*Problem details*: Each entry needs to be restated exactly as written.

*Input rows*:
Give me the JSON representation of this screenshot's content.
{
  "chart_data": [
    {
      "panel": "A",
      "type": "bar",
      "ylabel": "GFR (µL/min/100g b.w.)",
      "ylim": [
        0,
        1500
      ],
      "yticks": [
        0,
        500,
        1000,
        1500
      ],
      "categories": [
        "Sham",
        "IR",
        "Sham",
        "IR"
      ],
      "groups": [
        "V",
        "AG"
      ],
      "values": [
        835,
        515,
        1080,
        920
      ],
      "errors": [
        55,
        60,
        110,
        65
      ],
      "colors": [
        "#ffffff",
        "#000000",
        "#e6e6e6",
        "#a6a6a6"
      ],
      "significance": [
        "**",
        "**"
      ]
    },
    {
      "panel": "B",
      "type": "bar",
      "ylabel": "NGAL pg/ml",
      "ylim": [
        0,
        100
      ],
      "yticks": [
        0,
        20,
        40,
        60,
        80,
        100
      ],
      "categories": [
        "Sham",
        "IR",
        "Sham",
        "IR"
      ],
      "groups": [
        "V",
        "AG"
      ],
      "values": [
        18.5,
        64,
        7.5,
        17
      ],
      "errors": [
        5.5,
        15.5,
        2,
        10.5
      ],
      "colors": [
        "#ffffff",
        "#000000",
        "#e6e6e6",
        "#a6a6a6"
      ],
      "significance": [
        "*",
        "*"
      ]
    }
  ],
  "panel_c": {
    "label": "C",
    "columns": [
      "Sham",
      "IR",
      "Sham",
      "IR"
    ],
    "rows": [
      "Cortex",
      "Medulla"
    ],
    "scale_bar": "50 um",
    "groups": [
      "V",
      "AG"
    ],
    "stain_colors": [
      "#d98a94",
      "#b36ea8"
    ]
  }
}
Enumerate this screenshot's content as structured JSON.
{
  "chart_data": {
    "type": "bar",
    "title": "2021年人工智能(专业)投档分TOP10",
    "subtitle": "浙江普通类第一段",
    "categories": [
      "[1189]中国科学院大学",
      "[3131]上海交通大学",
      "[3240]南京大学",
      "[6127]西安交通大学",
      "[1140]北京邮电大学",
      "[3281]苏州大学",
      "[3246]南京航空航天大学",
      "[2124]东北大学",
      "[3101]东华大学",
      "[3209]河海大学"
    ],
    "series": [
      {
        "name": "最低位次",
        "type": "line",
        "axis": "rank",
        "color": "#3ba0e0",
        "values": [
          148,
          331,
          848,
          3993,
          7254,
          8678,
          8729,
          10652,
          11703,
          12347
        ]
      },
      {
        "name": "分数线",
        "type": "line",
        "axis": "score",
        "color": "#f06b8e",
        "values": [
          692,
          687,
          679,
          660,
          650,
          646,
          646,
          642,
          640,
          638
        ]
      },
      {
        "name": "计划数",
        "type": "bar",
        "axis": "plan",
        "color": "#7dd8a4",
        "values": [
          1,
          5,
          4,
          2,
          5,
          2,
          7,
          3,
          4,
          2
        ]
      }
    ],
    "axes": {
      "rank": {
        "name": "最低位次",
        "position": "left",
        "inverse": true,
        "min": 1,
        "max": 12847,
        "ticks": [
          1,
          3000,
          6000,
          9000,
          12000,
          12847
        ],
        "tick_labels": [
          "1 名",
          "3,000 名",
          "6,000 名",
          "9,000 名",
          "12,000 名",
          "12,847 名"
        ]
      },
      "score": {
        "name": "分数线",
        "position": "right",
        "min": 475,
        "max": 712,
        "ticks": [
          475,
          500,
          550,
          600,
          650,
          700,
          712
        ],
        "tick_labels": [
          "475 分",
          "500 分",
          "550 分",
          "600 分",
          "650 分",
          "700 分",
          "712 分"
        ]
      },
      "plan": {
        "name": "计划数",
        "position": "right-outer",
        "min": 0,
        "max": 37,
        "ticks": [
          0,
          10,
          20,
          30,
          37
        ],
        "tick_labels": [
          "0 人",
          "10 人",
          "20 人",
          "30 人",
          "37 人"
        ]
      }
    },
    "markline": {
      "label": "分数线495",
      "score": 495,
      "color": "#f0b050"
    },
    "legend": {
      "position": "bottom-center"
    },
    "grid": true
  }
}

*Solved problem*:
Give me the JSON representation of this screenshot's content.
{
  "chart_data": [
    {
      "panel": "A",
      "type": "bar",
      "ylabel": "GFR (µL/min/100g b.w.)",
      "ylim": [
        0,
        1500
      ],
      "yticks": [
        0,
        500,
        1000,
        1500
      ],
      "categories": [
        "Sham",
        "IR",
        "Sham",
        "IR"
      ],
      "groups": [
        "V",
        "AG"
      ],
      "values": [
        835,
        515,
        1080,
        920
      ],
      "errors": [
        55,
        60,
        110,
        65
      ],
      "colors": [
        "#ffffff",
        "#000000",
        "#e6e6e6",
        "#a6a6a6"
      ],
      "significance": [
        "**",
        "**"
      ]
    },
    {
      "panel": "B",
      "type": "bar",
      "ylabel": "NGAL pg/ml",
      "ylim": [
        0,
        100
      ],
      "yticks": [
        0,
        20,
        40,
        60,
        80,
        100
      ],
      "categories": [
        "Sham",
        "IR",
        "Sham",
        "IR"
      ],
      "groups": [
        "V",
        "AG"
      ],
      "values": [
        18.5,
        64,
        7.5,
        17
      ],
      "errors": [
        5.5,
        15.5,
        2,
        10.5
      ],
      "colors": [
        "#ffffff",
        "#000000",
        "#e6e6e6",
        "#a6a6a6"
      ],
      "significance": [
        "*",
        "*"
      ]
    }
  ],
  "panel_c": {
    "label": "C",
    "columns": [
      "Sham",
      "IR",
      "Sham",
      "IR"
    ],
    "rows": [
      "Cortex",
      "Medulla"
    ],
    "scale_bar": "50 um",
    "groups": [
      "V",
      "AG"
    ],
    "stain_colors": [
      "#d98a94",
      "#b36ea8"
    ]
  }
}
Enumerate this screenshot's content as structured JSON.
{
  "chart_data": {
    "type": "bar",
    "title": "2021年人工智能(专业)投档分TOP10",
    "subtitle": "浙江普通类第一段",
    "categories": [
      "[1189]中国科学院大学",
      "[3131]上海交通大学",
      "[3240]南京大学",
      "[6127]西安交通大学",
      "[1140]北京邮电大学",
      "[3281]苏州大学",
      "[3246]南京航空航天大学",
      "[2124]东北大学",
      "[3101]东华大学",
      "[3209]河海大学"
    ],
    "series": [
      {
        "name": "最低位次",
        "type": "line",
        "axis": "rank",
        "color": "#3ba0e0",
        "values": [
          148,
          331,
          848,
          3993,
          7254,
          8678,
          8729,
          10652,
          11703,
          12347
        ]
      },
      {
        "name": "分数线",
        "type": "line",
        "axis": "score",
        "color": "#f06b8e",
        "values": [
          692,
          687,
          679,
          660,
          650,
          646,
          646,
          642,
          640,
          638
        ]
      },
      {
        "name": "计划数",
        "type": "bar",
        "axis": "plan",
        "color": "#7dd8a4",
        "values": [
          1,
          5,
          4,
          2,
          5,
          2,
          7,
          3,
          4,
          2
        ]
      }
    ],
    "axes": {
      "rank": {
        "name": "最低位次",
        "position": "left",
        "inverse": true,
        "min": 1,
        "max": 12847,
        "ticks": [
          1,
          3000,
          6000,
          9000,
          12000,
          12847
        ],
        "tick_labels": [
          "1 名",
          "3,000 名",
          "6,000 名",
          "9,000 名",
          "12,000 名",
          "12,847 名"
        ]
      },
      "score": {
        "name": "分数线",
        "position": "right",
        "min": 475,
        "max": 712,
        "ticks": [
          475,
          500,
          550,
          600,
          650,
          700,
          712
        ],
        "tick_labels": [
          "475 分",
          "500 分",
          "550 分",
          "600 分",
          "650 分",
          "700 分",
          "712 分"
        ]
      },
      "plan": {
        "name": "计划数",
        "position": "right-outer",
        "min": 0,
        "max": 37,
        "ticks": [
          0,
          10,
          20,
          30,
          37
        ],
        "tick_labels": [
          "0 人",
          "10 人",
          "20 人",
          "30 人",
          "37 人"
        ]
      }
    },
    "markline": {
      "label": "分数线495",
      "score": 495,
      "color": "#f0b050"
    },
    "legend": {
      "position": "bottom-center"
    },
    "grid": true
  }
}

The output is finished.